- Stated problem: Extract all lines that hold the string "ylabel".

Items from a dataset
============

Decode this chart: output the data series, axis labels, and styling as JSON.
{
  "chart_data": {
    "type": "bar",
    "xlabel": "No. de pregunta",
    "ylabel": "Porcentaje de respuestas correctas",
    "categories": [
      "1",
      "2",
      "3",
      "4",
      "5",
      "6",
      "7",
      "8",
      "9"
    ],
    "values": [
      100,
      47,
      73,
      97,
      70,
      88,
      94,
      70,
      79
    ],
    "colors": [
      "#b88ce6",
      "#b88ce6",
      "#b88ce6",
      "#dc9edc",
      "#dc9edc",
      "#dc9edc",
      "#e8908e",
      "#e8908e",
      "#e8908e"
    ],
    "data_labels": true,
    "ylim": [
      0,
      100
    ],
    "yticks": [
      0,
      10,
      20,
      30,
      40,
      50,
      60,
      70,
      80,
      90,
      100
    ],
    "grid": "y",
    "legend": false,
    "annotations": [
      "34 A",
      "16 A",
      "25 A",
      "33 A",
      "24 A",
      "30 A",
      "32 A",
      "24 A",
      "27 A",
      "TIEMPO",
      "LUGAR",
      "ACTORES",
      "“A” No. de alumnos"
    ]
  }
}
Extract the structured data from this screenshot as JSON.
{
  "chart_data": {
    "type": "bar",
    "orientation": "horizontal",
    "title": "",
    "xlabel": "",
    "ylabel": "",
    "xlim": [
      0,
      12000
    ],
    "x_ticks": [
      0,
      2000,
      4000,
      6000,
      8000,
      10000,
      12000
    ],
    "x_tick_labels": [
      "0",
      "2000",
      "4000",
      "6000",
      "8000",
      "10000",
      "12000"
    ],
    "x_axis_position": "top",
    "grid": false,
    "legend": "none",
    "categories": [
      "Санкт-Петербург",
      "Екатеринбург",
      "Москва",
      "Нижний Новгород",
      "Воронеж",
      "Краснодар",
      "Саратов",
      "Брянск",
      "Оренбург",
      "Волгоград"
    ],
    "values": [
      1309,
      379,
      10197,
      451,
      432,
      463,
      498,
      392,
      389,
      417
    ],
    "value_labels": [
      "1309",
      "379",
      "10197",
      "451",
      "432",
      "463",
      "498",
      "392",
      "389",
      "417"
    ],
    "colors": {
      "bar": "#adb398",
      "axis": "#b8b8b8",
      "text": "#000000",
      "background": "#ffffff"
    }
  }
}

============

- Solution to this task:
    "ylabel": "Porcentaje de respuestas correctas",
    "ylabel": "",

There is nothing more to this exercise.